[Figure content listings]
***

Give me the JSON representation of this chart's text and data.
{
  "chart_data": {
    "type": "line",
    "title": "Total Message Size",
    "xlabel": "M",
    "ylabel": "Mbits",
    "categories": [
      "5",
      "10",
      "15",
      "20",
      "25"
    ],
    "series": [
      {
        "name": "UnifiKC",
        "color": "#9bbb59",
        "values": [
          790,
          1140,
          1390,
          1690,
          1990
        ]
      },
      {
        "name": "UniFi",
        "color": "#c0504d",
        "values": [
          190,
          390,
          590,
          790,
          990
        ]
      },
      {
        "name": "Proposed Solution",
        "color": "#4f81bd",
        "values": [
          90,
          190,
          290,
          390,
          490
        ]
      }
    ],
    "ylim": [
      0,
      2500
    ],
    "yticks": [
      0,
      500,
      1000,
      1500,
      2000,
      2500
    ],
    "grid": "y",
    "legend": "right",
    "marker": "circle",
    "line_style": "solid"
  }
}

***

__PROBLEM TO SOLVE__:
Repeat all the records. Match each line exactly.

__SOLUTION FOR THIS PROBLEM__:
Give me the JSON representation of this chart's text and data.
{
  "chart_data": {
    "type": "line",
    "title": "Total Message Size",
    "xlabel": "M",
    "ylabel": "Mbits",
    "categories": [
      "5",
      "10",
      "15",
      "20",
      "25"
    ],
    "series": [
      {
        "name": "UnifiKC",
        "color": "#9bbb59",
        "values": [
          790,
          1140,
          1390,
          1690,
          1990
        ]
      },
      {
        "name": "UniFi",
        "color": "#c0504d",
        "values": [
          190,
          390,
          590,
          790,
          990
        ]
      },
      {
        "name": "Proposed Solution",
        "color": "#4f81bd",
        "values": [
          90,
          190,
          290,
          390,
          490
        ]
      }
    ],
    "ylim": [
      0,
      2500
    ],
    "yticks": [
      0,
      500,
      1000,
      1500,
      2000,
      2500
    ],
    "grid": "y",
    "legend": "right",
    "marker": "circle",
    "line_style": "solid"
  }
}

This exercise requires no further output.